#### Work to do
Reproduce the material in full, exactly as written.

#### Source data

## Start

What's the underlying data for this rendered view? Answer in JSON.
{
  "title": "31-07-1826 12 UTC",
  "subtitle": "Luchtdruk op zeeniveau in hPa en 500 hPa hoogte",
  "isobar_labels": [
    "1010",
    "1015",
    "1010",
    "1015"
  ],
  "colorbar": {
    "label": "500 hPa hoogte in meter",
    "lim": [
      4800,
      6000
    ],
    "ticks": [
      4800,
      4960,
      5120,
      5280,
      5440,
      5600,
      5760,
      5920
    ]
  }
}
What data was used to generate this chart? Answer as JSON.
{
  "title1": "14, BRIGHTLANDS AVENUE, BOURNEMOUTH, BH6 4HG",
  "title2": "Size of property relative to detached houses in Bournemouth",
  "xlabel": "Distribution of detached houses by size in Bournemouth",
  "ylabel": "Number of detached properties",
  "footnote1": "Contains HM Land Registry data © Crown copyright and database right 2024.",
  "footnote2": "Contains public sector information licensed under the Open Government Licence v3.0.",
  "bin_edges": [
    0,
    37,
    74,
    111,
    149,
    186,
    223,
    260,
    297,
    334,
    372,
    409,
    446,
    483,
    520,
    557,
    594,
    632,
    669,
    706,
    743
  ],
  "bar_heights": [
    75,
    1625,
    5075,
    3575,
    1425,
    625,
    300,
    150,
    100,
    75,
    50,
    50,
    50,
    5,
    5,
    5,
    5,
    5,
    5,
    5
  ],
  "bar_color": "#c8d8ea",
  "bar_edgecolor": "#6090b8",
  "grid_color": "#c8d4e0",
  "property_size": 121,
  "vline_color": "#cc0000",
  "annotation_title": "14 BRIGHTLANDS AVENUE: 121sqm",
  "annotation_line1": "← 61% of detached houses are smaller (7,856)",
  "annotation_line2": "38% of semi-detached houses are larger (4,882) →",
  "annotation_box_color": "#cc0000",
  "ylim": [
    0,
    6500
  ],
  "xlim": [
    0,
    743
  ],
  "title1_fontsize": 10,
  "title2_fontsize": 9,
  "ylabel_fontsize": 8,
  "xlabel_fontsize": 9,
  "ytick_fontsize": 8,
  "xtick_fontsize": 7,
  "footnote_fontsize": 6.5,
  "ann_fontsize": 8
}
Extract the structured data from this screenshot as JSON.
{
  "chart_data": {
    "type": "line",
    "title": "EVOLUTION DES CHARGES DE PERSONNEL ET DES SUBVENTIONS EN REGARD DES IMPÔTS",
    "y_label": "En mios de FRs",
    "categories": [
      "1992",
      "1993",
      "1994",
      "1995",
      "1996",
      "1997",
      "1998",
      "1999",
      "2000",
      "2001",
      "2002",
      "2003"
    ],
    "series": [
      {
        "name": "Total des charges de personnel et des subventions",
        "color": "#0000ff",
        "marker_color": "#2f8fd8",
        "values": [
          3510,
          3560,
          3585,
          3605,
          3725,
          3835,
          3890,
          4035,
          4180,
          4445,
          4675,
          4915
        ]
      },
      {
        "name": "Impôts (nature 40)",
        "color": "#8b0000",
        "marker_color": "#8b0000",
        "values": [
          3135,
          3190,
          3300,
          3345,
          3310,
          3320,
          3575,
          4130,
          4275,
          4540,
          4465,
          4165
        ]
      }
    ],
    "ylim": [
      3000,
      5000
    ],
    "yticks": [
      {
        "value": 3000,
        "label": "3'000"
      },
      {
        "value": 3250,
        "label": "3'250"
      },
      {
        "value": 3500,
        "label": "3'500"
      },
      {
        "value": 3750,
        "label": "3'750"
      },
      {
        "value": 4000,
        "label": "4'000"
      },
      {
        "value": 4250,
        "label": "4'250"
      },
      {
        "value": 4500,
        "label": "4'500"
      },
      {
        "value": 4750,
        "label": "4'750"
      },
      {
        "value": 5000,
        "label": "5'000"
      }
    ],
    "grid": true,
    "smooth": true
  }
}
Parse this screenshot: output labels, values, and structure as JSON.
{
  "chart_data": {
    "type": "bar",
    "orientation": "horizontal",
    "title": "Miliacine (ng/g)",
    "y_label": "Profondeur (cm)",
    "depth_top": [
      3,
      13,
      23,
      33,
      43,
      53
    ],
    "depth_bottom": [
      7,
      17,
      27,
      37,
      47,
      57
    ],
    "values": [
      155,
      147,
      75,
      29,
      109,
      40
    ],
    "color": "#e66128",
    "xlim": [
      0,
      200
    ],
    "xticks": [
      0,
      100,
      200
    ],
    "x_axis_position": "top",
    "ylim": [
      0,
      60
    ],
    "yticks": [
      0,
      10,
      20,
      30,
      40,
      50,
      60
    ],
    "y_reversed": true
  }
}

## End

#### Reply
What's the underlying data for this rendered view? Answer in JSON.
{
  "title": "31-07-1826 12 UTC",
  "subtitle": "Luchtdruk op zeeniveau in hPa en 500 hPa hoogte",
  "isobar_labels": [
    "1010",
    "1015",
    "1010",
    "1015"
  ],
  "colorbar": {
    "label": "500 hPa hoogte in meter",
    "lim": [
      4800,
      6000
    ],
    "ticks": [
      4800,
      4960,
      5120,
      5280,
      5440,
      5600,
      5760,
      5920
    ]
  }
}
What data was used to generate this chart? Answer as JSON.
{
  "title1": "14, BRIGHTLANDS AVENUE, BOURNEMOUTH, BH6 4HG",
  "title2": "Size of property relative to detached houses in Bournemouth",
  "xlabel": "Distribution of detached houses by size in Bournemouth",
  "ylabel": "Number of detached properties",
  "footnote1": "Contains HM Land Registry data © Crown copyright and database right 2024.",
  "footnote2": "Contains public sector information licensed under the Open Government Licence v3.0.",
  "bin_edges": [
    0,
    37,
    74,
    111,
    149,
    186,
    223,
    260,
    297,
    334,
    372,
    409,
    446,
    483,
    520,
    557,
    594,
    632,
    669,
    706,
    743
  ],
  "bar_heights": [
    75,
    1625,
    5075,
    3575,
    1425,
    625,
    300,
    150,
    100,
    75,
    50,
    50,
    50,
    5,
    5,
    5,
    5,
    5,
    5,
    5
  ],
  "bar_color": "#c8d8ea",
  "bar_edgecolor": "#6090b8",
  "grid_color": "#c8d4e0",
  "property_size": 121,
  "vline_color": "#cc0000",
  "annotation_title": "14 BRIGHTLANDS AVENUE: 121sqm",
  "annotation_line1": "← 61% of detached houses are smaller (7,856)",
  "annotation_line2": "38% of semi-detached houses are larger (4,882) →",
  "annotation_box_color": "#cc0000",
  "ylim": [
    0,
    6500
  ],
  "xlim": [
    0,
    743
  ],
  "title1_fontsize": 10,
  "title2_fontsize": 9,
  "ylabel_fontsize": 8,
  "xlabel_fontsize": 9,
  "ytick_fontsize": 8,
  "xtick_fontsize": 7,
  "footnote_fontsize": 6.5,
  "ann_fontsize": 8
}
Extract the structured data from this screenshot as JSON.
{
  "chart_data": {
    "type": "line",
    "title": "EVOLUTION DES CHARGES DE PERSONNEL ET DES SUBVENTIONS EN REGARD DES IMPÔTS",
    "y_label": "En mios de FRs",
    "categories": [
      "1992",
      "1993",
      "1994",
      "1995",
      "1996",
      "1997",
      "1998",
      "1999",
      "2000",
      "2001",
      "2002",
      "2003"
    ],
    "series": [
      {
        "name": "Total des charges de personnel et des subventions",
        "color": "#0000ff",
        "marker_color": "#2f8fd8",
        "values": [
          3510,
          3560,
          3585,
          3605,
          3725,
          3835,
          3890,
          4035,
          4180,
          4445,
          4675,
          4915
        ]
      },
      {
        "name": "Impôts (nature 40)",
        "color": "#8b0000",
        "marker_color": "#8b0000",
        "values": [
          3135,
          3190,
          3300,
          3345,
          3310,
          3320,
          3575,
          4130,
          4275,
          4540,
          4465,
          4165
        ]
      }
    ],
    "ylim": [
      3000,
      5000
    ],
    "yticks": [
      {
        "value": 3000,
        "label": "3'000"
      },
      {
        "value": 3250,
        "label": "3'250"
      },
      {
        "value": 3500,
        "label": "3'500"
      },
      {
        "value": 3750,
        "label": "3'750"
      },
      {
        "value": 4000,
        "label": "4'000"
      },
      {
        "value": 4250,
        "label": "4'250"
      },
      {
        "value": 4500,
        "label": "4'500"
      },
      {
        "value": 4750,
        "label": "4'750"
      },
      {
        "value": 5000,
        "label": "5'000"
      }
    ],
    "grid": true,
    "smooth": true
  }
}
Parse this screenshot: output labels, values, and structure as JSON.
{
  "chart_data": {
    "type": "bar",
    "orientation": "horizontal",
    "title": "Miliacine (ng/g)",
    "y_label": "Profondeur (cm)",
    "depth_top": [
      3,
      13,
      23,
      33,
      43,
      53
    ],
    "depth_bottom": [
      7,
      17,
      27,
      37,
      47,
      57
    ],
    "values": [
      155,
      147,
      75,
      29,
      109,
      40
    ],
    "color": "#e66128",
    "xlim": [
      0,
      200
    ],
    "xticks": [
      0,
      100,
      200
    ],
    "x_axis_position": "top",
    "ylim": [
      0,
      60
    ],
    "yticks": [
      0,
      10,
      20,
      30,
      40,
      50,
      60
    ],
    "y_reversed": true
  }
}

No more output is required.